Go through the entries and transcribe each one exactly, dropping the pictures.

-- START OF RECORDED DATA --

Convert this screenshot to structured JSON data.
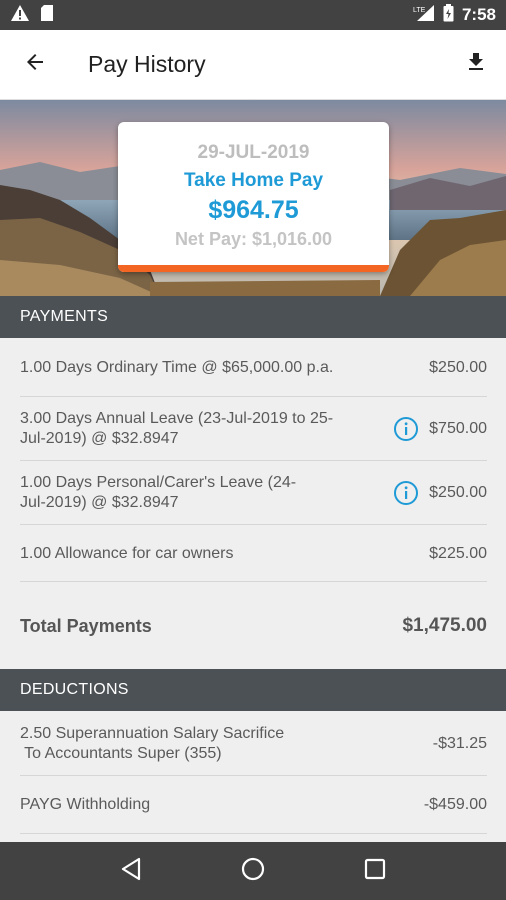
{
  "status_bar": {
    "time": "7:58",
    "network": "LTE",
    "icons": [
      "warning-icon",
      "sd-card-icon",
      "signal-icon",
      "battery-icon"
    ]
  },
  "app_bar": {
    "title": "Pay History",
    "back_icon": "arrow-left-icon",
    "download_icon": "download-icon"
  },
  "pay_card": {
    "date": "29-JUL-2019",
    "label": "Take Home Pay",
    "amount": "$964.75",
    "net_pay": "Net Pay: $1,016.00",
    "accent_color": "#f26522",
    "brand_color": "#1e9ad6"
  },
  "payments": {
    "header": "PAYMENTS",
    "items": [
      {
        "line1": "1.00 Days Ordinary Time @ $65,000.00 p.a.",
        "line2": "",
        "amount": "$250.00",
        "info": false
      },
      {
        "line1": "3.00 Days Annual Leave (23-Jul-2019 to 25-",
        "line2": "Jul-2019) @ $32.8947",
        "amount": "$750.00",
        "info": true
      },
      {
        "line1": "1.00 Days Personal/Carer's Leave (24-",
        "line2": "Jul-2019) @ $32.8947",
        "amount": "$250.00",
        "info": true
      },
      {
        "line1": "1.00 Allowance for car owners",
        "line2": "",
        "amount": "$225.00",
        "info": false
      }
    ],
    "total_label": "Total Payments",
    "total_amount": "$1,475.00"
  },
  "deductions": {
    "header": "DEDUCTIONS",
    "items": [
      {
        "line1": "2.50 Superannuation Salary Sacrifice",
        "line2": " To Accountants Super (355)",
        "amount": "-$31.25"
      },
      {
        "line1": "PAYG Withholding",
        "line2": "",
        "amount": "-$459.00"
      }
    ]
  },
  "nav_bar": {
    "buttons": [
      "back-triangle-icon",
      "home-circle-icon",
      "recents-square-icon"
    ]
  }
}
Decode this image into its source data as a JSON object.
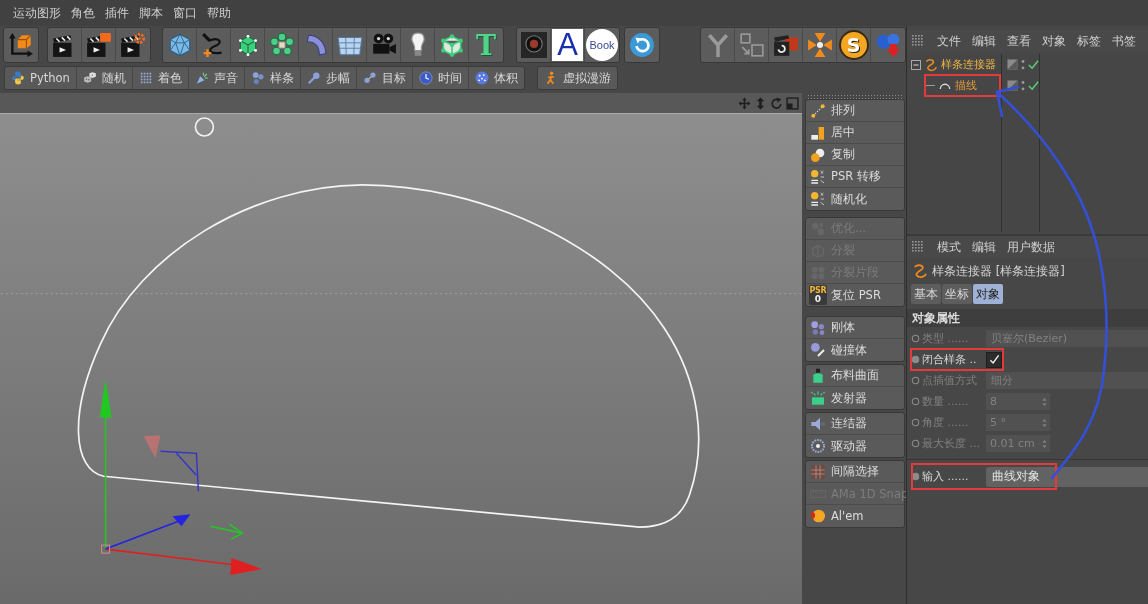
{
  "menu_bar": [
    "运动图形",
    "角色",
    "插件",
    "脚本",
    "窗口",
    "帮助"
  ],
  "main_toolbar": {
    "glyphs": [
      "T",
      "A",
      "Book",
      "S"
    ]
  },
  "command_toolbar": {
    "groups": [
      {
        "items": [
          "Python",
          "随机",
          "着色",
          "声音",
          "样条",
          "步幅",
          "目标",
          "时间",
          "体积"
        ]
      },
      {
        "items": [
          "虚拟漫游"
        ]
      }
    ]
  },
  "command_palette": {
    "groups": [
      {
        "items": [
          {
            "label": "排列",
            "disabled": false
          },
          {
            "label": "居中",
            "disabled": false
          },
          {
            "label": "复制",
            "disabled": false
          },
          {
            "label": "PSR 转移",
            "disabled": false
          },
          {
            "label": "随机化",
            "disabled": false
          }
        ]
      },
      {
        "items": [
          {
            "label": "优化...",
            "disabled": true
          },
          {
            "label": "分裂",
            "disabled": true
          },
          {
            "label": "分裂片段",
            "disabled": true
          },
          {
            "label": "复位 PSR",
            "disabled": false,
            "icon_text": "PSR",
            "icon_value": "0"
          }
        ]
      },
      {
        "items": [
          {
            "label": "刚体",
            "disabled": false
          },
          {
            "label": "碰撞体",
            "disabled": false
          }
        ]
      },
      {
        "items": [
          {
            "label": "布料曲面",
            "disabled": false
          },
          {
            "label": "发射器",
            "disabled": false
          }
        ]
      },
      {
        "items": [
          {
            "label": "连结器",
            "disabled": false
          },
          {
            "label": "驱动器",
            "disabled": false
          }
        ]
      },
      {
        "items": [
          {
            "label": "间隔选择",
            "disabled": false
          },
          {
            "label": "AMa 1D Snap",
            "disabled": true
          },
          {
            "label": "Al'em",
            "disabled": false
          }
        ]
      }
    ]
  },
  "object_manager": {
    "menu": [
      "文件",
      "编辑",
      "查看",
      "对象",
      "标签",
      "书签"
    ],
    "tree": [
      {
        "name": "样条连接器",
        "selected": true,
        "expanded": true,
        "enabled": true,
        "children": [
          {
            "name": "描线",
            "selected": true,
            "enabled": true,
            "highlighted": true
          }
        ]
      }
    ]
  },
  "attribute_manager": {
    "menu": [
      "模式",
      "编辑",
      "用户数据"
    ],
    "object_title": "样条连接器 [样条连接器]",
    "tabs": [
      {
        "label": "基本",
        "selected": false
      },
      {
        "label": "坐标",
        "selected": false
      },
      {
        "label": "对象",
        "selected": true
      }
    ],
    "section": "对象属性",
    "field_groups": [
      {
        "fields": [
          {
            "kind": "dropdown",
            "label": "类型 ......",
            "value": "贝塞尔(Bezier)",
            "disabled": true
          },
          {
            "kind": "checkbox",
            "label": "闭合样条 ..",
            "checked": true,
            "disabled": false,
            "highlighted": true
          },
          {
            "kind": "dropdown",
            "label": "点插值方式",
            "value": "细分",
            "disabled": true
          },
          {
            "kind": "number",
            "label": "数量 ......",
            "value": "8",
            "disabled": true
          },
          {
            "kind": "number",
            "label": "角度 ......",
            "value": "5 °",
            "disabled": true
          },
          {
            "kind": "number",
            "label": "最大长度 ...",
            "value": "0.01 cm",
            "disabled": true
          }
        ]
      },
      {
        "fields": [
          {
            "kind": "link",
            "label": "输入 ......",
            "value": "曲线对象",
            "disabled": false,
            "highlighted": true
          }
        ]
      }
    ]
  }
}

-- END OF RECORDED DATA --

THE COMPLETED TASK:
Convert this screenshot to structured JSON data.
{
  "status_bar": {
    "time": "7:58",
    "network": "LTE",
    "icons": [
      "warning-icon",
      "sd-card-icon",
      "signal-icon",
      "battery-icon"
    ]
  },
  "app_bar": {
    "title": "Pay History",
    "back_icon": "arrow-left-icon",
    "download_icon": "download-icon"
  },
  "pay_card": {
    "date": "29-JUL-2019",
    "label": "Take Home Pay",
    "amount": "$964.75",
    "net_pay": "Net Pay: $1,016.00",
    "accent_color": "#f26522",
    "brand_color": "#1e9ad6"
  },
  "payments": {
    "header": "PAYMENTS",
    "items": [
      {
        "line1": "1.00 Days Ordinary Time @ $65,000.00 p.a.",
        "line2": "",
        "amount": "$250.00",
        "info": false
      },
      {
        "line1": "3.00 Days Annual Leave (23-Jul-2019 to 25-",
        "line2": "Jul-2019) @ $32.8947",
        "amount": "$750.00",
        "info": true
      },
      {
        "line1": "1.00 Days Personal/Carer's Leave (24-",
        "line2": "Jul-2019) @ $32.8947",
        "amount": "$250.00",
        "info": true
      },
      {
        "line1": "1.00 Allowance for car owners",
        "line2": "",
        "amount": "$225.00",
        "info": false
      }
    ],
    "total_label": "Total Payments",
    "total_amount": "$1,475.00"
  },
  "deductions": {
    "header": "DEDUCTIONS",
    "items": [
      {
        "line1": "2.50 Superannuation Salary Sacrifice",
        "line2": " To Accountants Super (355)",
        "amount": "-$31.25"
      },
      {
        "line1": "PAYG Withholding",
        "line2": "",
        "amount": "-$459.00"
      }
    ]
  },
  "nav_bar": {
    "buttons": [
      "back-triangle-icon",
      "home-circle-icon",
      "recents-square-icon"
    ]
  }
}
Decode this image into its source data as a JSON object.
{
  "menu_bar": [
    "运动图形",
    "角色",
    "插件",
    "脚本",
    "窗口",
    "帮助"
  ],
  "main_toolbar": {
    "glyphs": [
      "T",
      "A",
      "Book",
      "S"
    ]
  },
  "command_toolbar": {
    "groups": [
      {
        "items": [
          "Python",
          "随机",
          "着色",
          "声音",
          "样条",
          "步幅",
          "目标",
          "时间",
          "体积"
        ]
      },
      {
        "items": [
          "虚拟漫游"
        ]
      }
    ]
  },
  "command_palette": {
    "groups": [
      {
        "items": [
          {
            "label": "排列",
            "disabled": false
          },
          {
            "label": "居中",
            "disabled": false
          },
          {
            "label": "复制",
            "disabled": false
          },
          {
            "label": "PSR 转移",
            "disabled": false
          },
          {
            "label": "随机化",
            "disabled": false
          }
        ]
      },
      {
        "items": [
          {
            "label": "优化...",
            "disabled": true
          },
          {
            "label": "分裂",
            "disabled": true
          },
          {
            "label": "分裂片段",
            "disabled": true
          },
          {
            "label": "复位 PSR",
            "disabled": false,
            "icon_text": "PSR",
            "icon_value": "0"
          }
        ]
      },
      {
        "items": [
          {
            "label": "刚体",
            "disabled": false
          },
          {
            "label": "碰撞体",
            "disabled": false
          }
        ]
      },
      {
        "items": [
          {
            "label": "布料曲面",
            "disabled": false
          },
          {
            "label": "发射器",
            "disabled": false
          }
        ]
      },
      {
        "items": [
          {
            "label": "连结器",
            "disabled": false
          },
          {
            "label": "驱动器",
            "disabled": false
          }
        ]
      },
      {
        "items": [
          {
            "label": "间隔选择",
            "disabled": false
          },
          {
            "label": "AMa 1D Snap",
            "disabled": true
          },
          {
            "label": "Al'em",
            "disabled": false
          }
        ]
      }
    ]
  },
  "object_manager": {
    "menu": [
      "文件",
      "编辑",
      "查看",
      "对象",
      "标签",
      "书签"
    ],
    "tree": [
      {
        "name": "样条连接器",
        "selected": true,
        "expanded": true,
        "enabled": true,
        "children": [
          {
            "name": "描线",
            "selected": true,
            "enabled": true,
            "highlighted": true
          }
        ]
      }
    ]
  },
  "attribute_manager": {
    "menu": [
      "模式",
      "编辑",
      "用户数据"
    ],
    "object_title": "样条连接器 [样条连接器]",
    "tabs": [
      {
        "label": "基本",
        "selected": false
      },
      {
        "label": "坐标",
        "selected": false
      },
      {
        "label": "对象",
        "selected": true
      }
    ],
    "section": "对象属性",
    "field_groups": [
      {
        "fields": [
          {
            "kind": "dropdown",
            "label": "类型 ......",
            "value": "贝塞尔(Bezier)",
            "disabled": true
          },
          {
            "kind": "checkbox",
            "label": "闭合样条 ..",
            "checked": true,
            "disabled": false,
            "highlighted": true
          },
          {
            "kind": "dropdown",
            "label": "点插值方式",
            "value": "细分",
            "disabled": true
          },
          {
            "kind": "number",
            "label": "数量 ......",
            "value": "8",
            "disabled": true
          },
          {
            "kind": "number",
            "label": "角度 ......",
            "value": "5 °",
            "disabled": true
          },
          {
            "kind": "number",
            "label": "最大长度 ...",
            "value": "0.01 cm",
            "disabled": true
          }
        ]
      },
      {
        "fields": [
          {
            "kind": "link",
            "label": "输入 ......",
            "value": "曲线对象",
            "disabled": false,
            "highlighted": true
          }
        ]
      }
    ]
  }
}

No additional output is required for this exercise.